WHAT THE EXERCISE ASKS >> All the data must come back unchanged, except that pictures are left out.

SUPPLIED RECORDS >>
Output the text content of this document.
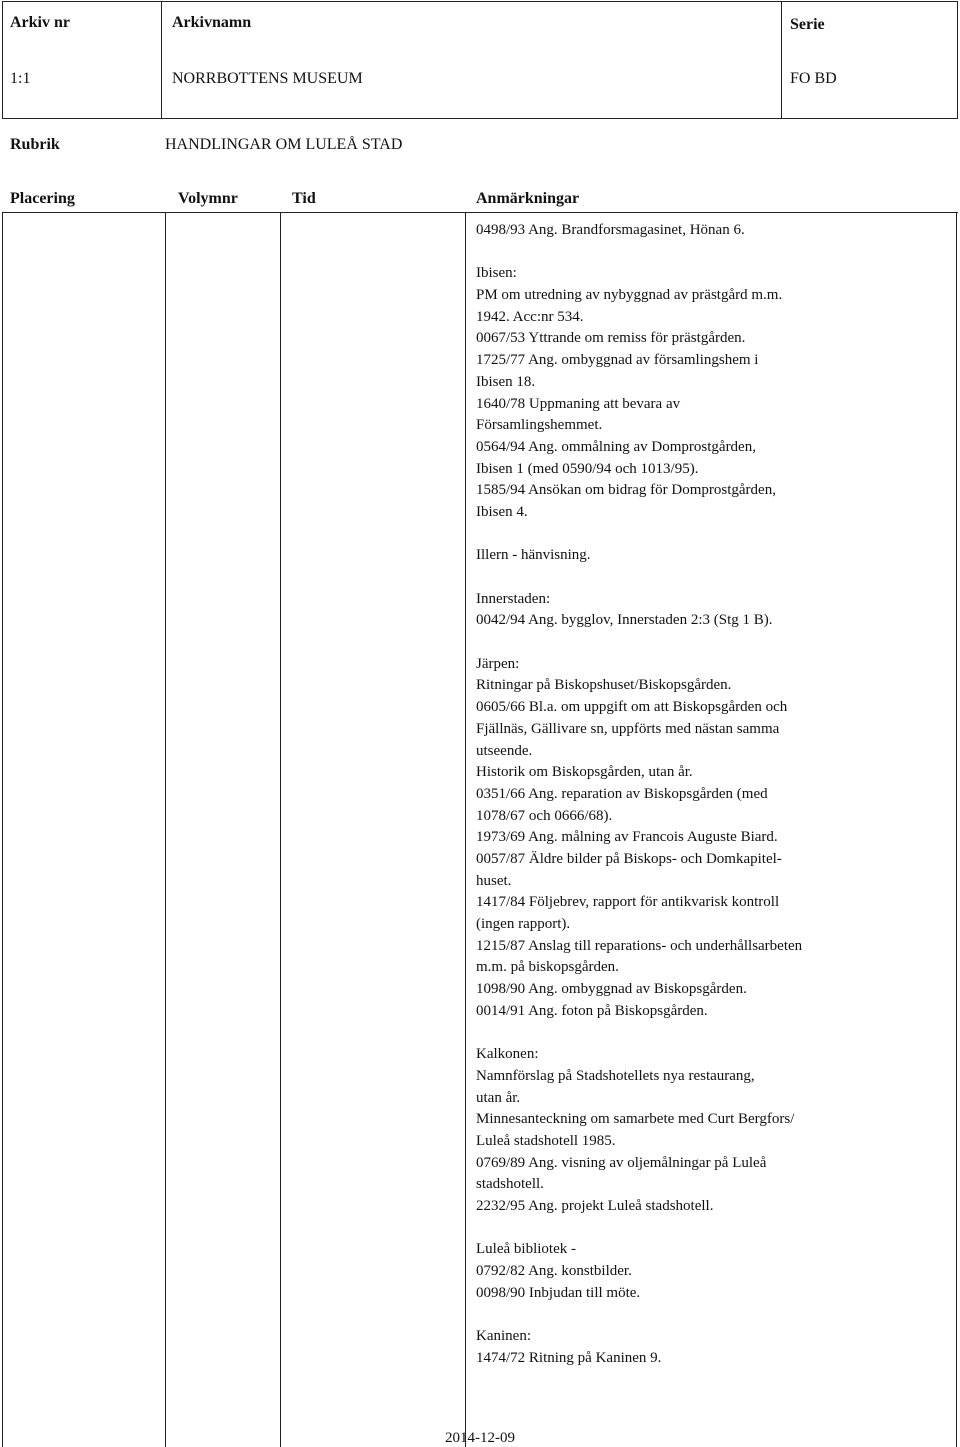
Arkiv nr	Arkivnamn	Serie
1:1	NORRBOTTENS MUSEUM	FO BD
Rubrik	HANDLINGAR OM LULEÅ STAD
Placering	Volymnr	Tid	Anmärkningar
0498/93 Ang. Brandforsmagasinet, Hönan 6.
Ibisen:
PM om utredning av nybyggnad av prästgård m.m.
1942. Acc:nr 534.
0067/53 Yttrande om remiss för prästgården.
1725/77 Ang. ombyggnad av församlingshem i
Ibisen 18.
1640/78 Uppmaning att bevara av
Församlingshemmet.
0564/94 Ang. ommålning av Domprostgården,
Ibisen 1 (med 0590/94 och 1013/95).
1585/94 Ansökan om bidrag för Domprostgården,
Ibisen 4.
Illern - hänvisning.
Innerstaden:
0042/94 Ang. bygglov, Innerstaden 2:3 (Stg 1 B).
Järpen:
Ritningar på Biskopshuset/Biskopsgården.
0605/66 Bl.a. om uppgift om att Biskopsgården och
Fjällnäs, Gällivare sn, uppförts med nästan samma
utseende.
Historik om Biskopsgården, utan år.
0351/66 Ang. reparation av Biskopsgården (med
1078/67 och 0666/68).
1973/69 Ang. målning av Francois Auguste Biard.
0057/87 Äldre bilder på Biskops- och Domkapitel-
huset.
1417/84 Följebrev, rapport för antikvarisk kontroll
(ingen rapport).
1215/87 Anslag till reparations- och underhållsarbeten
m.m. på biskopsgården.
1098/90 Ang. ombyggnad av Biskopsgården.
0014/91 Ang. foton på Biskopsgården.
Kalkonen:
Namnförslag på Stadshotellets nya restaurang,
utan år.
Minnesanteckning om samarbete med Curt Bergfors/
Luleå stadshotell 1985.
0769/89 Ang. visning av oljemålningar på Luleå
stadshotell.
2232/95 Ang. projekt Luleå stadshotell.
Luleå bibliotek -
0792/82 Ang. konstbilder.
0098/90 Inbjudan till möte.
Kaninen:
1474/72 Ritning på Kaninen 9.
2014-12-09
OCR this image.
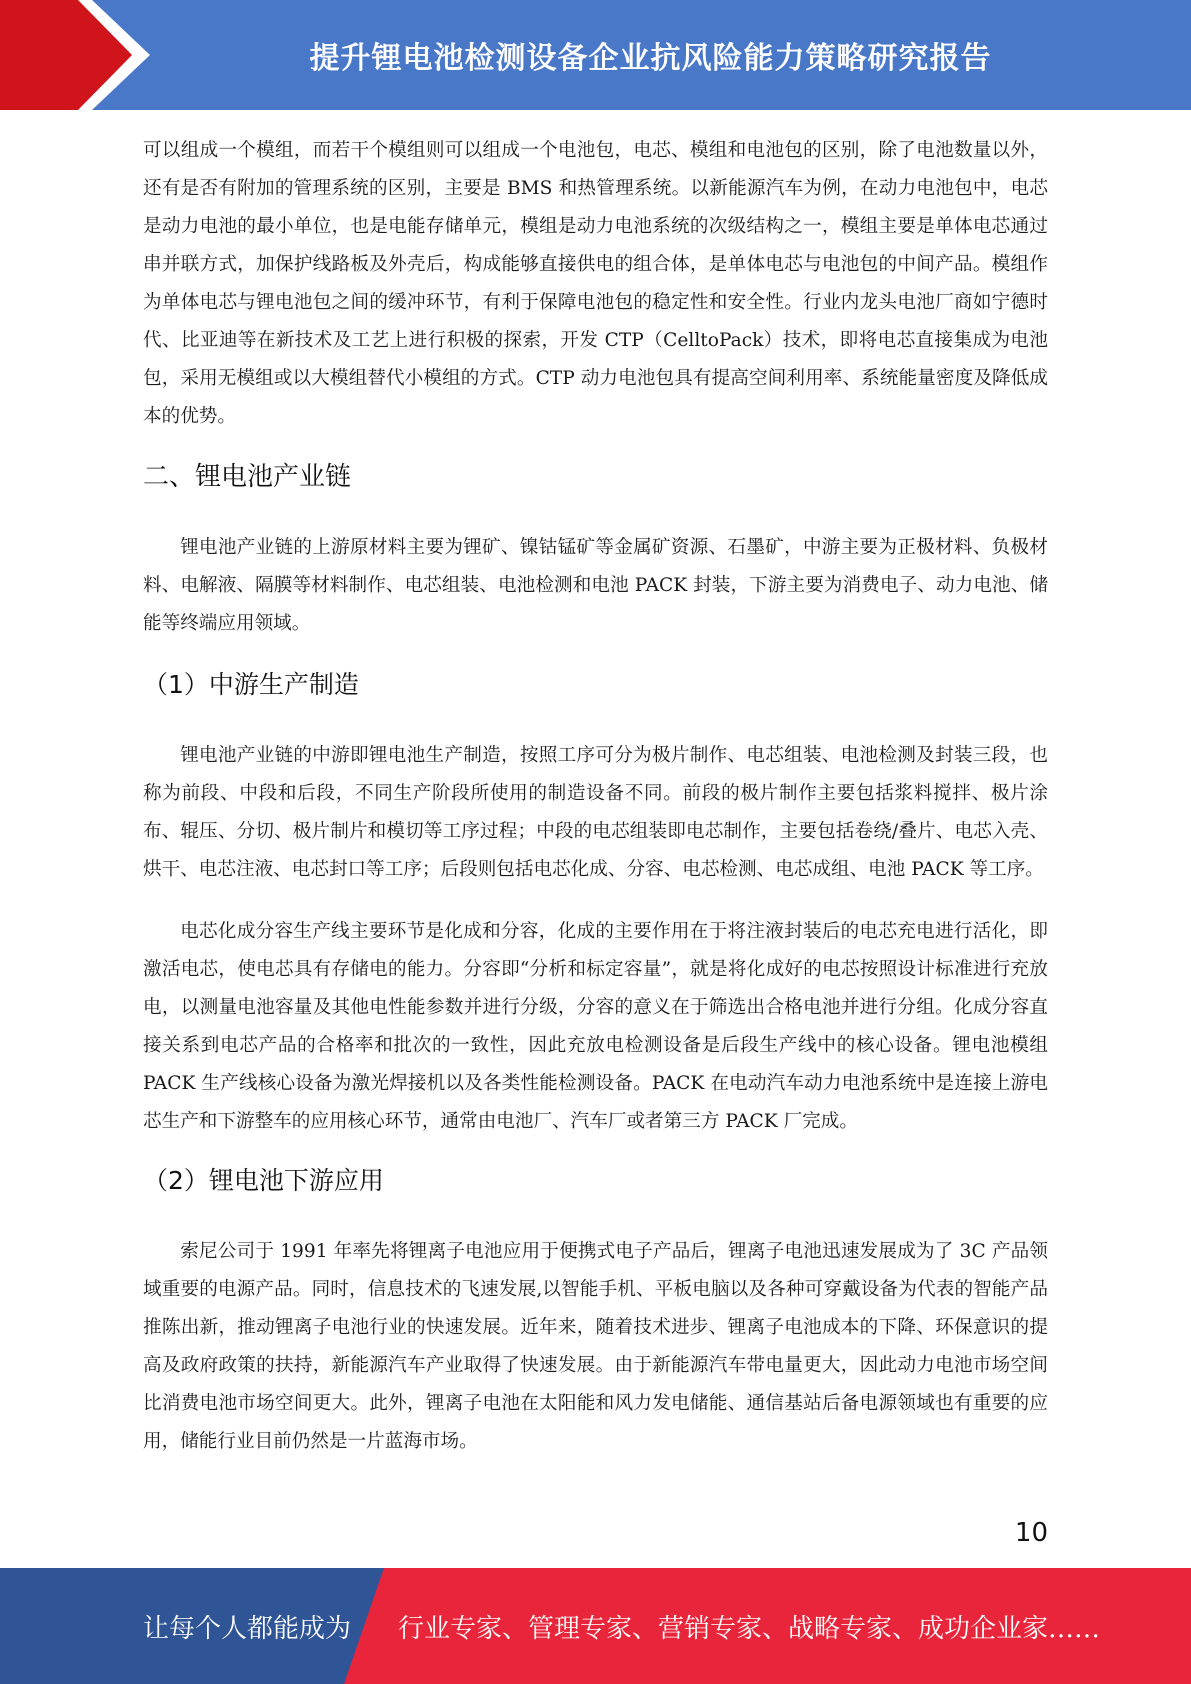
提升锂电池检测设备企业抗风险能力策略研究报告

可以组成一个模组，而若干个模组则可以组成一个电池包，电芯、模组和电池包的区别，除了电池数量以外，还有是否有附加的管理系统的区别，主要是 BMS 和热管理系统。以新能源汽车为例，在动力电池包中，电芯是动力电池的最小单位，也是电能存储单元，模组是动力电池系统的次级结构之一，模组主要是单体电芯通过串并联方式，加保护线路板及外壳后，构成能够直接供电的组合体，是单体电芯与电池包的中间产品。模组作为单体电芯与锂电池包之间的缓冲环节，有利于保障电池包的稳定性和安全性。行业内龙头电池厂商如宁德时代、比亚迪等在新技术及工艺上进行积极的探索，开发 CTP（CelltoPack）技术，即将电芯直接集成为电池包，采用无模组或以大模组替代小模组的方式。CTP 动力电池包具有提高空间利用率、系统能量密度及降低成本的优势。

二、锂电池产业链

锂电池产业链的上游原材料主要为锂矿、镍钴锰矿等金属矿资源、石墨矿，中游主要为正极材料、负极材料、电解液、隔膜等材料制作、电芯组装、电池检测和电池 PACK 封装，下游主要为消费电子、动力电池、储能等终端应用领域。

（1）中游生产制造

锂电池产业链的中游即锂电池生产制造，按照工序可分为极片制作、电芯组装、电池检测及封装三段，也称为前段、中段和后段，不同生产阶段所使用的制造设备不同。前段的极片制作主要包括浆料搅拌、极片涂布、辊压、分切、极片制片和模切等工序过程；中段的电芯组装即电芯制作，主要包括卷绕/叠片、电芯入壳、烘干、电芯注液、电芯封口等工序；后段则包括电芯化成、分容、电芯检测、电芯成组、电池 PACK 等工序。

电芯化成分容生产线主要环节是化成和分容，化成的主要作用在于将注液封装后的电芯充电进行活化，即激活电芯，使电芯具有存储电的能力。分容即“分析和标定容量”，就是将化成好的电芯按照设计标准进行充放电，以测量电池容量及其他电性能参数并进行分级，分容的意义在于筛选出合格电池并进行分组。化成分容直接关系到电芯产品的合格率和批次的一致性，因此充放电检测设备是后段生产线中的核心设备。锂电池模组 PACK 生产线核心设备为激光焊接机以及各类性能检测设备。PACK 在电动汽车动力电池系统中是连接上游电芯生产和下游整车的应用核心环节，通常由电池厂、汽车厂或者第三方 PACK 厂完成。

（2）锂电池下游应用

索尼公司于 1991 年率先将锂离子电池应用于便携式电子产品后，锂离子电池迅速发展成为了 3C 产品领域重要的电源产品。同时，信息技术的飞速发展,以智能手机、平板电脑以及各种可穿戴设备为代表的智能产品推陈出新，推动锂离子电池行业的快速发展。近年来，随着技术进步、锂离子电池成本的下降、环保意识的提高及政府政策的扶持，新能源汽车产业取得了快速发展。由于新能源汽车带电量更大，因此动力电池市场空间比消费电池市场空间更大。此外，锂离子电池在太阳能和风力发电储能、通信基站后备电源领域也有重要的应用，储能行业目前仍然是一片蓝海市场。

10
让每个人都能成为 行业专家、管理专家、营销专家、战略专家、成功企业家……
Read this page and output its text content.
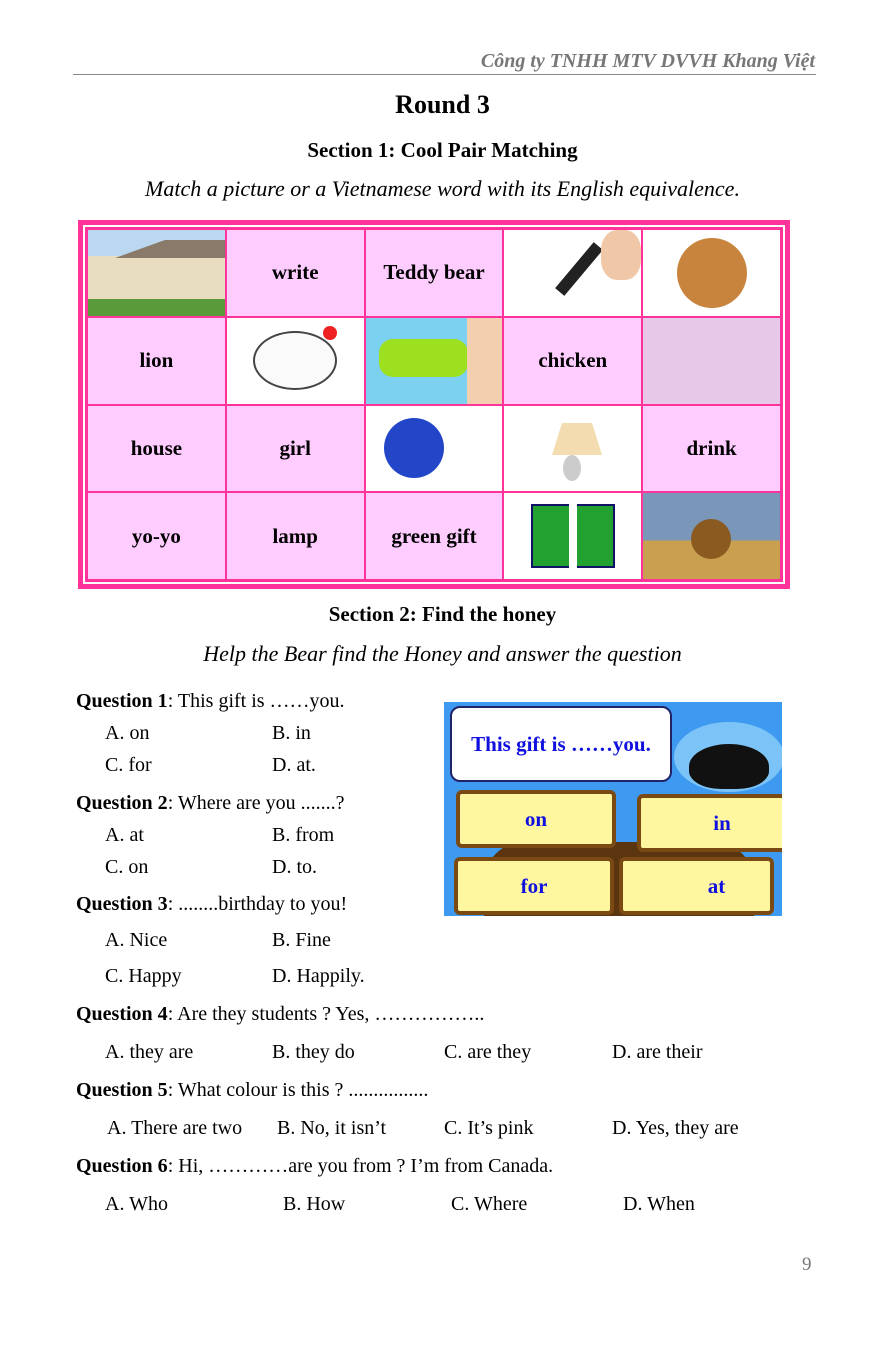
Công ty TNHH MTV DVVH Khang Việt
Round 3
Section 1: Cool Pair Matching
Match a picture or a Vietnamese word with its English equivalence.
write	Teddy bear
lion	chicken
house	girl	drink
yo-yo	lamp	green gift
Section 2: Find the honey
Help the Bear find the Honey and answer the question
This gift is ……you.
on	in
for	at
Question 1: This gift is ……you.
A. on	B. in
C. for	D. at.
Question 2: Where are you .......?
A. at	B. from
C. on	D. to.
Question 3: ........birthday to you!
A. Nice	B. Fine
C. Happy	D. Happily.
Question 4: Are they students ? Yes, ……………..
A. they are	B. they do	C. are they	D. are their
Question 5: What colour is this ? ................
A. There are two B. No, it isn’t	C. It’s pink	D. Yes, they are
Question 6: Hi, …………are you from ? I’m from Canada.
A. Who	B. How	C. Where	D. When
9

RIGHT ANSWER >>
Output the text content of this document.
Arkiv nr	Arkivnamn	Serie
1:1	NORRBOTTENS MUSEUM	FO BD
Rubrik	HANDLINGAR OM LULEÅ STAD
Placering	Volymnr	Tid	Anmärkningar
0498/93 Ang. Brandforsmagasinet, Hönan 6.
Ibisen:
PM om utredning av nybyggnad av prästgård m.m.
1942. Acc:nr 534.
0067/53 Yttrande om remiss för prästgården.
1725/77 Ang. ombyggnad av församlingshem i
Ibisen 18.
1640/78 Uppmaning att bevara av
Församlingshemmet.
0564/94 Ang. ommålning av Domprostgården,
Ibisen 1 (med 0590/94 och 1013/95).
1585/94 Ansökan om bidrag för Domprostgården,
Ibisen 4.
Illern - hänvisning.
Innerstaden:
0042/94 Ang. bygglov, Innerstaden 2:3 (Stg 1 B).
Järpen:
Ritningar på Biskopshuset/Biskopsgården.
0605/66 Bl.a. om uppgift om att Biskopsgården och
Fjällnäs, Gällivare sn, uppförts med nästan samma
utseende.
Historik om Biskopsgården, utan år.
0351/66 Ang. reparation av Biskopsgården (med
1078/67 och 0666/68).
1973/69 Ang. målning av Francois Auguste Biard.
0057/87 Äldre bilder på Biskops- och Domkapitel-
huset.
1417/84 Följebrev, rapport för antikvarisk kontroll
(ingen rapport).
1215/87 Anslag till reparations- och underhållsarbeten
m.m. på biskopsgården.
1098/90 Ang. ombyggnad av Biskopsgården.
0014/91 Ang. foton på Biskopsgården.
Kalkonen:
Namnförslag på Stadshotellets nya restaurang,
utan år.
Minnesanteckning om samarbete med Curt Bergfors/
Luleå stadshotell 1985.
0769/89 Ang. visning av oljemålningar på Luleå
stadshotell.
2232/95 Ang. projekt Luleå stadshotell.
Luleå bibliotek -
0792/82 Ang. konstbilder.
0098/90 Inbjudan till möte.
Kaninen:
1474/72 Ritning på Kaninen 9.
2014-12-09
OCR this image.
提升锂电池检测设备企业抗风险能力策略研究报告

可以组成一个模组，而若干个模组则可以组成一个电池包，电芯、模组和电池包的区别，除了电池数量以外，还有是否有附加的管理系统的区别，主要是 BMS 和热管理系统。以新能源汽车为例，在动力电池包中，电芯是动力电池的最小单位，也是电能存储单元，模组是动力电池系统的次级结构之一，模组主要是单体电芯通过串并联方式，加保护线路板及外壳后，构成能够直接供电的组合体，是单体电芯与电池包的中间产品。模组作为单体电芯与锂电池包之间的缓冲环节，有利于保障电池包的稳定性和安全性。行业内龙头电池厂商如宁德时代、比亚迪等在新技术及工艺上进行积极的探索，开发 CTP（CelltoPack）技术，即将电芯直接集成为电池包，采用无模组或以大模组替代小模组的方式。CTP 动力电池包具有提高空间利用率、系统能量密度及降低成本的优势。

二、锂电池产业链

锂电池产业链的上游原材料主要为锂矿、镍钴锰矿等金属矿资源、石墨矿，中游主要为正极材料、负极材料、电解液、隔膜等材料制作、电芯组装、电池检测和电池 PACK 封装，下游主要为消费电子、动力电池、储能等终端应用领域。

（1）中游生产制造

锂电池产业链的中游即锂电池生产制造，按照工序可分为极片制作、电芯组装、电池检测及封装三段，也称为前段、中段和后段，不同生产阶段所使用的制造设备不同。前段的极片制作主要包括浆料搅拌、极片涂布、辊压、分切、极片制片和模切等工序过程；中段的电芯组装即电芯制作，主要包括卷绕/叠片、电芯入壳、烘干、电芯注液、电芯封口等工序；后段则包括电芯化成、分容、电芯检测、电芯成组、电池 PACK 等工序。

电芯化成分容生产线主要环节是化成和分容，化成的主要作用在于将注液封装后的电芯充电进行活化，即激活电芯，使电芯具有存储电的能力。分容即“分析和标定容量”，就是将化成好的电芯按照设计标准进行充放电，以测量电池容量及其他电性能参数并进行分级，分容的意义在于筛选出合格电池并进行分组。化成分容直接关系到电芯产品的合格率和批次的一致性，因此充放电检测设备是后段生产线中的核心设备。锂电池模组 PACK 生产线核心设备为激光焊接机以及各类性能检测设备。PACK 在电动汽车动力电池系统中是连接上游电芯生产和下游整车的应用核心环节，通常由电池厂、汽车厂或者第三方 PACK 厂完成。

（2）锂电池下游应用

索尼公司于 1991 年率先将锂离子电池应用于便携式电子产品后，锂离子电池迅速发展成为了 3C 产品领域重要的电源产品。同时，信息技术的飞速发展,以智能手机、平板电脑以及各种可穿戴设备为代表的智能产品推陈出新，推动锂离子电池行业的快速发展。近年来，随着技术进步、锂离子电池成本的下降、环保意识的提高及政府政策的扶持，新能源汽车产业取得了快速发展。由于新能源汽车带电量更大，因此动力电池市场空间比消费电池市场空间更大。此外，锂离子电池在太阳能和风力发电储能、通信基站后备电源领域也有重要的应用，储能行业目前仍然是一片蓝海市场。

10
让每个人都能成为 行业专家、管理专家、营销专家、战略专家、成功企业家……
Read this page and output its text content.
Công ty TNHH MTV DVVH Khang Việt
Round 3
Section 1: Cool Pair Matching
Match a picture or a Vietnamese word with its English equivalence.
write	Teddy bear
lion	chicken
house	girl	drink
yo-yo	lamp	green gift
Section 2: Find the honey
Help the Bear find the Honey and answer the question
This gift is ……you.
on	in
for	at
Question 1: This gift is ……you.
A. on	B. in
C. for	D. at.
Question 2: Where are you .......?
A. at	B. from
C. on	D. to.
Question 3: ........birthday to you!
A. Nice	B. Fine
C. Happy	D. Happily.
Question 4: Are they students ? Yes, ……………..
A. they are	B. they do	C. are they	D. are their
Question 5: What colour is this ? ................
A. There are two B. No, it isn’t	C. It’s pink	D. Yes, they are
Question 6: Hi, …………are you from ? I’m from Canada.
A. Who	B. How	C. Where	D. When
9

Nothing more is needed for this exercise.